Set exercise →
Report how many lines of the entries below contain the word "encuentra", and nothing more.

(Recorded data)

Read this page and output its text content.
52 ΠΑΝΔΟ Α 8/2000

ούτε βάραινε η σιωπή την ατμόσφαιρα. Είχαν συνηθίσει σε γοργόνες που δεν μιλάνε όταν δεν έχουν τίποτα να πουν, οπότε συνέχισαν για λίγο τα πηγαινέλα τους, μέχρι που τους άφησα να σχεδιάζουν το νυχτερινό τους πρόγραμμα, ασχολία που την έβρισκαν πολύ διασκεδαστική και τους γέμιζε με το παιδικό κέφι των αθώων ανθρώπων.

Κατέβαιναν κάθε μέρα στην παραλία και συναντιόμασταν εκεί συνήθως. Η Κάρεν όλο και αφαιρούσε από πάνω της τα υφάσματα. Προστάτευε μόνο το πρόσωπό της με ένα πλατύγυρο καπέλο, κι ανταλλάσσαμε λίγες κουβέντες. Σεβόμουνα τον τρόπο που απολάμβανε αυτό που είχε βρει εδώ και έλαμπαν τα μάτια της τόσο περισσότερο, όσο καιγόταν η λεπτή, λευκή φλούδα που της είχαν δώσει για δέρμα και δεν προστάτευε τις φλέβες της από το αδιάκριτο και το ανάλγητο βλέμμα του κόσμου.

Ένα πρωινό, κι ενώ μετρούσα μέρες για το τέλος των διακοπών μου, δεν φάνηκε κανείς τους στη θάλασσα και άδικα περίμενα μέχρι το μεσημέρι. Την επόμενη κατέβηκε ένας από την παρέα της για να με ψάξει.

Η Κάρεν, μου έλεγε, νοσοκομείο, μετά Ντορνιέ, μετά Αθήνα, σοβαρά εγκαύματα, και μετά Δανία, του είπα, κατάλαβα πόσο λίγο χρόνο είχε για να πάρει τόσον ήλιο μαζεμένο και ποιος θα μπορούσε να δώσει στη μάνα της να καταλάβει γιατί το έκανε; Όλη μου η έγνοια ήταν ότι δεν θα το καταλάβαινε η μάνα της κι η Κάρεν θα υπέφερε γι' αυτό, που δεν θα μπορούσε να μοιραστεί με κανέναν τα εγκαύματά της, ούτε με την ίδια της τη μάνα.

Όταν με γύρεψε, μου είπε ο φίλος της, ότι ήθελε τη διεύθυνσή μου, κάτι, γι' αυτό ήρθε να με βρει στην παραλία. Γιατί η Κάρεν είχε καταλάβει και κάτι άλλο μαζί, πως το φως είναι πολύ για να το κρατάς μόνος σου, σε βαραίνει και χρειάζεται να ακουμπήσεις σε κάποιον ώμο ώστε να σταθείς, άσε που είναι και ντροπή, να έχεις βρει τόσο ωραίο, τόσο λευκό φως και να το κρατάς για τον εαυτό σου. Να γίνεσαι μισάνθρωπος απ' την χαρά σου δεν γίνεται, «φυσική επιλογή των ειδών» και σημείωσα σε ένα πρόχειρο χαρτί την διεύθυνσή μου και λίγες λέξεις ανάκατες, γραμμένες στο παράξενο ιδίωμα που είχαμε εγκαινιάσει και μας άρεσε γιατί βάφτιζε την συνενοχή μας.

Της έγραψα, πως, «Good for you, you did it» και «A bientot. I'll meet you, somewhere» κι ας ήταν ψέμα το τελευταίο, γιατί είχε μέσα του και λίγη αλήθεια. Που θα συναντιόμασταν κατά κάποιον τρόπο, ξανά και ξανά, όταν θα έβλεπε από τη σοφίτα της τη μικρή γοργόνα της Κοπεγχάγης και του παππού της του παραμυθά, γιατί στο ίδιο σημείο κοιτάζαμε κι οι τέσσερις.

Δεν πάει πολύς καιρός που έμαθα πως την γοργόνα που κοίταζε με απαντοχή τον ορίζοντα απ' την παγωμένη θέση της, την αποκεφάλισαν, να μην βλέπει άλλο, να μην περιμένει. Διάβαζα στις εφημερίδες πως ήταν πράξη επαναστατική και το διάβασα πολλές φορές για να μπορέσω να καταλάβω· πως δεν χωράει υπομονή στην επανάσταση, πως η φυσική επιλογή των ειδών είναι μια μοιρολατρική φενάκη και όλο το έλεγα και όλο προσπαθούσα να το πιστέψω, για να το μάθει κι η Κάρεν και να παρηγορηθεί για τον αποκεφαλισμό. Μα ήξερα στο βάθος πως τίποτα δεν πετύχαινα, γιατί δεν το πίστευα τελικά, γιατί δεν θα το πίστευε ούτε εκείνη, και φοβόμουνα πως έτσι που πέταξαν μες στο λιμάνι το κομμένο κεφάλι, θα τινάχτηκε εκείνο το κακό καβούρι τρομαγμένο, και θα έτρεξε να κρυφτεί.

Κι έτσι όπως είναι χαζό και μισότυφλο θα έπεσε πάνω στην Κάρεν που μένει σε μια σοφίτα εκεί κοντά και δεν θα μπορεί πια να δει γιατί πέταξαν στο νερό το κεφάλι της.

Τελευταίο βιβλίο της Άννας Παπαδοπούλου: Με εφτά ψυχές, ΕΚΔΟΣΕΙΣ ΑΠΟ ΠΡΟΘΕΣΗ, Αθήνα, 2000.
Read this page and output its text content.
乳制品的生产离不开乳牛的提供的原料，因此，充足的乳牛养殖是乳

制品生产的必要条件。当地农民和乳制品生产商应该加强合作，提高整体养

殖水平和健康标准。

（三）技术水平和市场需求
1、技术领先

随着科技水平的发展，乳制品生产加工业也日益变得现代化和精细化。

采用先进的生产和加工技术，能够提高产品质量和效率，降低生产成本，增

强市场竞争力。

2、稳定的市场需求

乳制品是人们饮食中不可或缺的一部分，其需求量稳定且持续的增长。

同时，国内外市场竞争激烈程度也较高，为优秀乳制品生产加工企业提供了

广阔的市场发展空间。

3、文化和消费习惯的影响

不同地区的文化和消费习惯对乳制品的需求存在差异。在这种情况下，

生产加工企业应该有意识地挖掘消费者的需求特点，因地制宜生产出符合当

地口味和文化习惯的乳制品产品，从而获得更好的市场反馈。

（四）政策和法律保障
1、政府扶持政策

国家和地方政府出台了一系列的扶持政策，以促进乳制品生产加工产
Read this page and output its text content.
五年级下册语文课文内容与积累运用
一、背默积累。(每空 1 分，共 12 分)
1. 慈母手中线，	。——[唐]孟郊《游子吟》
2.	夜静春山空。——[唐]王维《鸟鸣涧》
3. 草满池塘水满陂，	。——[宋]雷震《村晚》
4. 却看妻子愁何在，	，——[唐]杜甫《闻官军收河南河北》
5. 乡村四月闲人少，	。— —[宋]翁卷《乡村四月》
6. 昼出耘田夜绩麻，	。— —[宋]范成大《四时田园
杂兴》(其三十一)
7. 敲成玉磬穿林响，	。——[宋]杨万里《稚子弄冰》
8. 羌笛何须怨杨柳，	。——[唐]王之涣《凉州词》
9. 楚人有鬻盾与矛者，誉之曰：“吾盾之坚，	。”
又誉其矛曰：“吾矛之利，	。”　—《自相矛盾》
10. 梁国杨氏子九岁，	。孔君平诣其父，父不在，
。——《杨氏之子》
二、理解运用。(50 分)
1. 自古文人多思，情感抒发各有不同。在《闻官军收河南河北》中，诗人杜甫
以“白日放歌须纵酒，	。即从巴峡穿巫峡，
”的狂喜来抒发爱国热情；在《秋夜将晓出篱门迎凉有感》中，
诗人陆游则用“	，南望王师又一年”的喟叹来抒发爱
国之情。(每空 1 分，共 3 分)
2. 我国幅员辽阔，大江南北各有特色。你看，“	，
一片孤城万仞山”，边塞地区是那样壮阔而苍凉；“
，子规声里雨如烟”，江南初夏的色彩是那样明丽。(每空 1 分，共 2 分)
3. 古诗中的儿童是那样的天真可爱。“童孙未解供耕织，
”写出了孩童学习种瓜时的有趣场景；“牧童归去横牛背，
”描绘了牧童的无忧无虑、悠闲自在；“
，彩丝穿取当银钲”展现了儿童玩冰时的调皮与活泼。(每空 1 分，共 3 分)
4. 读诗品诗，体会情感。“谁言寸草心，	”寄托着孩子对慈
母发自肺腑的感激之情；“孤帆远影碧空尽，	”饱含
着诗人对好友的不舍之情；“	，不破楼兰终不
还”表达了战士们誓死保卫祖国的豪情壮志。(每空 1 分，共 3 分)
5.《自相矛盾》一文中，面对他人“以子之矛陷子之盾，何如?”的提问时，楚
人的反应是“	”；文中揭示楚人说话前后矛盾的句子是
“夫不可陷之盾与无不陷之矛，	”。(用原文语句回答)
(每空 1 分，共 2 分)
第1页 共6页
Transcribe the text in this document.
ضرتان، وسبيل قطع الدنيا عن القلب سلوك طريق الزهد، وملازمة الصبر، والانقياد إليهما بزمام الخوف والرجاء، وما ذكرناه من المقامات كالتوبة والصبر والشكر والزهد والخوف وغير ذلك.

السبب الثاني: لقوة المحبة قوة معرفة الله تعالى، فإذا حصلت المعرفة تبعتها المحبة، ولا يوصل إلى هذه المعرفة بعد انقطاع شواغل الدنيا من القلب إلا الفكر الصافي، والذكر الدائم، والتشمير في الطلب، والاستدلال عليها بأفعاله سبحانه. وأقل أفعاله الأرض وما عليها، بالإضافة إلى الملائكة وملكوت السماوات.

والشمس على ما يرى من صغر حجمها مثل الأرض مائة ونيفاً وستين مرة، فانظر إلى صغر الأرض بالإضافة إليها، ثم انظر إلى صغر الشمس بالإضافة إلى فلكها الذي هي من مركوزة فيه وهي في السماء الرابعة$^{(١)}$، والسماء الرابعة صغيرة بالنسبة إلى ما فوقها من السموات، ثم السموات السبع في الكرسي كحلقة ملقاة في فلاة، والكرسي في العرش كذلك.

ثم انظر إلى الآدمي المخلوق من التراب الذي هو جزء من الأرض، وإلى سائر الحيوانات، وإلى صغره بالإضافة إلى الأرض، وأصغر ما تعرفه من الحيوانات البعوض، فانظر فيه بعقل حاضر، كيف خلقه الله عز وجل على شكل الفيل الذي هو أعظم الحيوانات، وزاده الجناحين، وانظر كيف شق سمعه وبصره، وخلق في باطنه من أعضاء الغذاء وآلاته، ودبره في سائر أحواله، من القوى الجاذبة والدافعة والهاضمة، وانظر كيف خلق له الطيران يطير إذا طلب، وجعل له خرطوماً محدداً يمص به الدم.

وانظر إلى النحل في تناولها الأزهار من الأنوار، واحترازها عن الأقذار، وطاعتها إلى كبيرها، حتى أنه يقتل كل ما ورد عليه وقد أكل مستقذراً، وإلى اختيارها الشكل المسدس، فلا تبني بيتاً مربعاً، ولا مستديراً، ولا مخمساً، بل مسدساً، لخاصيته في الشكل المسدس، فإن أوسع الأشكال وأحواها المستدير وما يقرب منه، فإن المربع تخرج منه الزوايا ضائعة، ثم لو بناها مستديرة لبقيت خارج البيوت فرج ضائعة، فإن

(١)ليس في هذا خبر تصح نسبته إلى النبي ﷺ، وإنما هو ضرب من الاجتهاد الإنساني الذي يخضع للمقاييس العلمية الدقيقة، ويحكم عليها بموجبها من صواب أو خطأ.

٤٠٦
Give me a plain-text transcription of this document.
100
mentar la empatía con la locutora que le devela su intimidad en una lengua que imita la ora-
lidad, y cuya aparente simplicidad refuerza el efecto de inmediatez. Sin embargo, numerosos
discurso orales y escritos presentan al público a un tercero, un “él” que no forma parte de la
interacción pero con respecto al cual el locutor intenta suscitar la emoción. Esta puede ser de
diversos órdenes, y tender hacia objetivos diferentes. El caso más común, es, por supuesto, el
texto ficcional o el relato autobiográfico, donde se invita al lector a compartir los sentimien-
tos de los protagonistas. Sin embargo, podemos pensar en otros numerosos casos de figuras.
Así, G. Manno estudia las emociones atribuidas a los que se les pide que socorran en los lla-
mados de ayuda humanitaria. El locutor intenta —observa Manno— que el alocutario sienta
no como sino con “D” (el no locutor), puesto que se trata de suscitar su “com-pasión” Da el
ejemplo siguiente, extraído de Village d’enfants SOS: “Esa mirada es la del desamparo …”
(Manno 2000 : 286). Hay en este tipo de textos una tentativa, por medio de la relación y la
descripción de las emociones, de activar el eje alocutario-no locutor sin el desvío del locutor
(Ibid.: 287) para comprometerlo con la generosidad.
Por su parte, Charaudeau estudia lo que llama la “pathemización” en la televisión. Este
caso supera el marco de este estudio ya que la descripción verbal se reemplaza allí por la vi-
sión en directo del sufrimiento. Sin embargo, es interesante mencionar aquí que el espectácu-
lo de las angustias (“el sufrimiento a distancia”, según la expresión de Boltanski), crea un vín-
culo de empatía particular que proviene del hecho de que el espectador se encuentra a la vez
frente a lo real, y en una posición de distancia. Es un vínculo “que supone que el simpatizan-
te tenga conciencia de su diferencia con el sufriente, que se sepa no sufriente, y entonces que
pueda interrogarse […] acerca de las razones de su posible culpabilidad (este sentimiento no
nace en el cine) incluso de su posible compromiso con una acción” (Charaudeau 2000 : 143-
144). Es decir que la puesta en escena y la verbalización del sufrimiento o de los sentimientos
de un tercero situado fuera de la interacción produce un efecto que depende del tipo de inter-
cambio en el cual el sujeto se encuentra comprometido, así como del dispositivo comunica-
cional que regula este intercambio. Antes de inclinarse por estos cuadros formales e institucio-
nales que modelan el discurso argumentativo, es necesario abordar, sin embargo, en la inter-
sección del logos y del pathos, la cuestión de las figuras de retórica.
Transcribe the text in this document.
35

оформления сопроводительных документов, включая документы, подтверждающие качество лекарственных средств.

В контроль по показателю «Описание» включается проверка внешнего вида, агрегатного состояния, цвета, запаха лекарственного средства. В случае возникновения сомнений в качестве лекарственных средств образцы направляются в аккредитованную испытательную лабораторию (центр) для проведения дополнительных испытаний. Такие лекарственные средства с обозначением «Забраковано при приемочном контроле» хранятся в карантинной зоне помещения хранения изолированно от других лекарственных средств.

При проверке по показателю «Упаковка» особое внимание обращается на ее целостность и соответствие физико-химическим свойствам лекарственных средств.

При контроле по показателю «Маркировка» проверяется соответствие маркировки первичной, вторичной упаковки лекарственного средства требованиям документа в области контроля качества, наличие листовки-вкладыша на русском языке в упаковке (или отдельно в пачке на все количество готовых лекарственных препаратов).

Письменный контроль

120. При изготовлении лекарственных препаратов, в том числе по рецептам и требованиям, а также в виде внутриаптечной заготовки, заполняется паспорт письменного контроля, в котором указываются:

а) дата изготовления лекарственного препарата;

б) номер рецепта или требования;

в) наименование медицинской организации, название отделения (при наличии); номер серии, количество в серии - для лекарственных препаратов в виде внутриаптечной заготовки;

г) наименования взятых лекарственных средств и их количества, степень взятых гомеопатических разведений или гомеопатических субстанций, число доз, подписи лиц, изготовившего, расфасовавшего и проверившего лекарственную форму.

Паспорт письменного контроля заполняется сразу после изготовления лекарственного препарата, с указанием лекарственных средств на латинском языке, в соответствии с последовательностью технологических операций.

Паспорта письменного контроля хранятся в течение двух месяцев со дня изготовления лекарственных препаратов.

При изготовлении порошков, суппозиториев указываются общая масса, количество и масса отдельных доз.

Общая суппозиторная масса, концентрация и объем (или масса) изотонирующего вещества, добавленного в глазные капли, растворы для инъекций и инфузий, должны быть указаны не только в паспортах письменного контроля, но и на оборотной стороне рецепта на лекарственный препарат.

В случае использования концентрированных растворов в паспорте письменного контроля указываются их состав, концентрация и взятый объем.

Written reply →
2